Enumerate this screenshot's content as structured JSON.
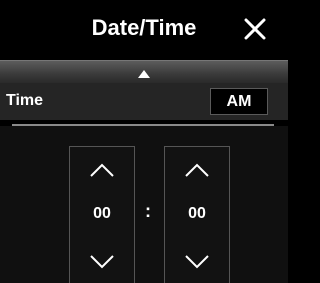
{
  "header": {
    "title": "Date/Time",
    "close_icon": "close-icon"
  },
  "band": {
    "icon": "caret-up-icon"
  },
  "time_row": {
    "label": "Time",
    "ampm_button": "AM"
  },
  "spinners": {
    "hour": {
      "value": "00",
      "up_icon": "chevron-up-icon",
      "down_icon": "chevron-down-icon"
    },
    "minute": {
      "value": "00",
      "up_icon": "chevron-up-icon",
      "down_icon": "chevron-down-icon"
    },
    "separator": ":"
  },
  "colors": {
    "background": "#000000",
    "band": "#4a4a4a",
    "text": "#ffffff",
    "divider": "#8a8a8a"
  }
}
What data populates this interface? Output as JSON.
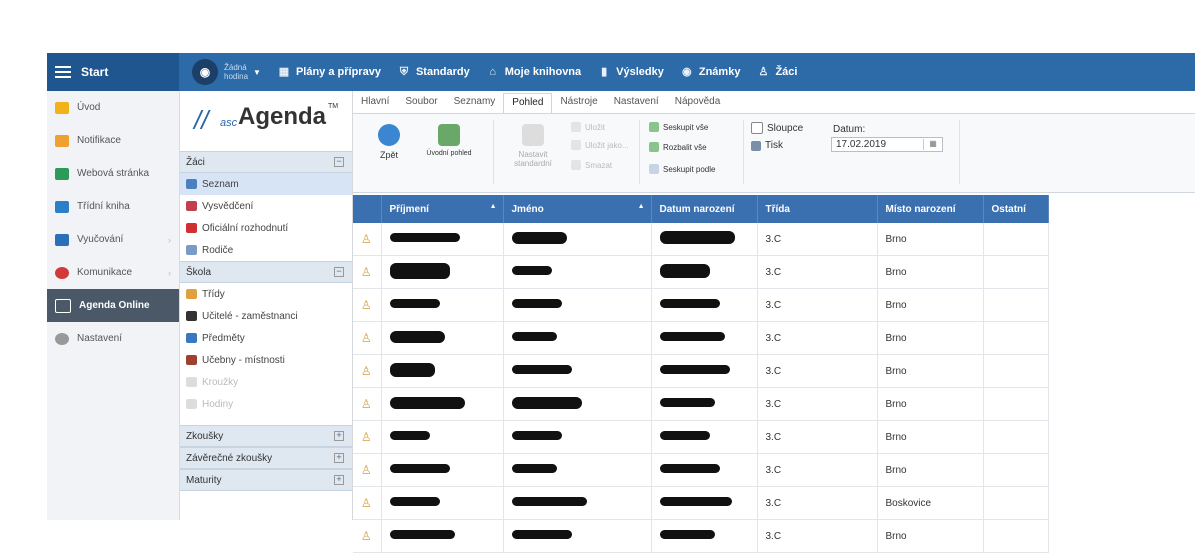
{
  "topbar": {
    "start": "Start",
    "lesson_line1": "Žádná",
    "lesson_line2": "hodina",
    "nav": [
      {
        "label": "Plány a přípravy",
        "icon": "calendar-icon"
      },
      {
        "label": "Standardy",
        "icon": "shield-icon"
      },
      {
        "label": "Moje knihovna",
        "icon": "library-icon"
      },
      {
        "label": "Výsledky",
        "icon": "bar-chart-icon"
      },
      {
        "label": "Známky",
        "icon": "grade-icon"
      },
      {
        "label": "Žáci",
        "icon": "students-icon"
      }
    ]
  },
  "sidebar": {
    "items": [
      {
        "label": "Úvod",
        "color": "#f2b21a"
      },
      {
        "label": "Notifikace",
        "color": "#f0a030"
      },
      {
        "label": "Webová stránka",
        "color": "#2e9a5a"
      },
      {
        "label": "Třídní kniha",
        "color": "#2a7fc8"
      },
      {
        "label": "Vyučování",
        "color": "#2a6fb8"
      },
      {
        "label": "Komunikace",
        "color": "#d23a3a"
      },
      {
        "label": "Agenda Online",
        "color": "#ffffff"
      },
      {
        "label": "Nastavení",
        "color": "#999999"
      }
    ]
  },
  "logo": {
    "asc": "asc",
    "agenda": "Agenda",
    "tm": "TM"
  },
  "panel": {
    "zaci_header": "Žáci",
    "zaci_items": [
      "Seznam",
      "Vysvědčení",
      "Oficiální rozhodnutí",
      "Rodiče"
    ],
    "skola_header": "Škola",
    "skola_items": [
      "Třídy",
      "Učitelé - zaměstnanci",
      "Předměty",
      "Učebny - místnosti",
      "Kroužky",
      "Hodiny"
    ],
    "bottom_headers": [
      "Zkoušky",
      "Závěrečné zkoušky",
      "Maturity"
    ]
  },
  "tabs": [
    "Hlavní",
    "Soubor",
    "Seznamy",
    "Pohled",
    "Nástroje",
    "Nastavení",
    "Nápověda"
  ],
  "ribbon": {
    "back": "Zpět",
    "home_view": "Úvodní pohled",
    "set_standard_1": "Nastavit",
    "set_standard_2": "standardní",
    "save": "Uložit",
    "save_as": "Uložit jako...",
    "delete": "Smazat",
    "group_all": "Seskupit vše",
    "expand_all": "Rozbalit vše",
    "group_by": "Seskupit podle",
    "columns": "Sloupce",
    "print": "Tisk",
    "date_label": "Datum:",
    "date_value": "17.02.2019"
  },
  "table": {
    "columns": [
      "Příjmení",
      "Jméno",
      "Datum narození",
      "Třída",
      "Místo narození",
      "Ostatní"
    ],
    "rows": [
      {
        "trida": "3.C",
        "misto": "Brno"
      },
      {
        "trida": "3.C",
        "misto": "Brno"
      },
      {
        "trida": "3.C",
        "misto": "Brno"
      },
      {
        "trida": "3.C",
        "misto": "Brno"
      },
      {
        "trida": "3.C",
        "misto": "Brno"
      },
      {
        "trida": "3.C",
        "misto": "Brno"
      },
      {
        "trida": "3.C",
        "misto": "Brno"
      },
      {
        "trida": "3.C",
        "misto": "Brno"
      },
      {
        "trida": "3.C",
        "misto": "Boskovice"
      },
      {
        "trida": "3.C",
        "misto": "Brno"
      }
    ]
  }
}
--
### Stated exercise
All of the material above needs to be restated exactly, with no pictures.

### Result
Enumerate this screenshot's content as structured JSON.
{
  "header": {
    "title": "Date/Time",
    "close_icon": "close-icon"
  },
  "band": {
    "icon": "caret-up-icon"
  },
  "time_row": {
    "label": "Time",
    "ampm_button": "AM"
  },
  "spinners": {
    "hour": {
      "value": "00",
      "up_icon": "chevron-up-icon",
      "down_icon": "chevron-down-icon"
    },
    "minute": {
      "value": "00",
      "up_icon": "chevron-up-icon",
      "down_icon": "chevron-down-icon"
    },
    "separator": ":"
  },
  "colors": {
    "background": "#000000",
    "band": "#4a4a4a",
    "text": "#ffffff",
    "divider": "#8a8a8a"
  }
}
What data populates this interface? Output as JSON.
{
  "topbar": {
    "start": "Start",
    "lesson_line1": "Žádná",
    "lesson_line2": "hodina",
    "nav": [
      {
        "label": "Plány a přípravy",
        "icon": "calendar-icon"
      },
      {
        "label": "Standardy",
        "icon": "shield-icon"
      },
      {
        "label": "Moje knihovna",
        "icon": "library-icon"
      },
      {
        "label": "Výsledky",
        "icon": "bar-chart-icon"
      },
      {
        "label": "Známky",
        "icon": "grade-icon"
      },
      {
        "label": "Žáci",
        "icon": "students-icon"
      }
    ]
  },
  "sidebar": {
    "items": [
      {
        "label": "Úvod",
        "color": "#f2b21a"
      },
      {
        "label": "Notifikace",
        "color": "#f0a030"
      },
      {
        "label": "Webová stránka",
        "color": "#2e9a5a"
      },
      {
        "label": "Třídní kniha",
        "color": "#2a7fc8"
      },
      {
        "label": "Vyučování",
        "color": "#2a6fb8"
      },
      {
        "label": "Komunikace",
        "color": "#d23a3a"
      },
      {
        "label": "Agenda Online",
        "color": "#ffffff"
      },
      {
        "label": "Nastavení",
        "color": "#999999"
      }
    ]
  },
  "logo": {
    "asc": "asc",
    "agenda": "Agenda",
    "tm": "TM"
  },
  "panel": {
    "zaci_header": "Žáci",
    "zaci_items": [
      "Seznam",
      "Vysvědčení",
      "Oficiální rozhodnutí",
      "Rodiče"
    ],
    "skola_header": "Škola",
    "skola_items": [
      "Třídy",
      "Učitelé - zaměstnanci",
      "Předměty",
      "Učebny - místnosti",
      "Kroužky",
      "Hodiny"
    ],
    "bottom_headers": [
      "Zkoušky",
      "Závěrečné zkoušky",
      "Maturity"
    ]
  },
  "tabs": [
    "Hlavní",
    "Soubor",
    "Seznamy",
    "Pohled",
    "Nástroje",
    "Nastavení",
    "Nápověda"
  ],
  "ribbon": {
    "back": "Zpět",
    "home_view": "Úvodní pohled",
    "set_standard_1": "Nastavit",
    "set_standard_2": "standardní",
    "save": "Uložit",
    "save_as": "Uložit jako...",
    "delete": "Smazat",
    "group_all": "Seskupit vše",
    "expand_all": "Rozbalit vše",
    "group_by": "Seskupit podle",
    "columns": "Sloupce",
    "print": "Tisk",
    "date_label": "Datum:",
    "date_value": "17.02.2019"
  },
  "table": {
    "columns": [
      "Příjmení",
      "Jméno",
      "Datum narození",
      "Třída",
      "Místo narození",
      "Ostatní"
    ],
    "rows": [
      {
        "trida": "3.C",
        "misto": "Brno"
      },
      {
        "trida": "3.C",
        "misto": "Brno"
      },
      {
        "trida": "3.C",
        "misto": "Brno"
      },
      {
        "trida": "3.C",
        "misto": "Brno"
      },
      {
        "trida": "3.C",
        "misto": "Brno"
      },
      {
        "trida": "3.C",
        "misto": "Brno"
      },
      {
        "trida": "3.C",
        "misto": "Brno"
      },
      {
        "trida": "3.C",
        "misto": "Brno"
      },
      {
        "trida": "3.C",
        "misto": "Boskovice"
      },
      {
        "trida": "3.C",
        "misto": "Brno"
      }
    ]
  }
}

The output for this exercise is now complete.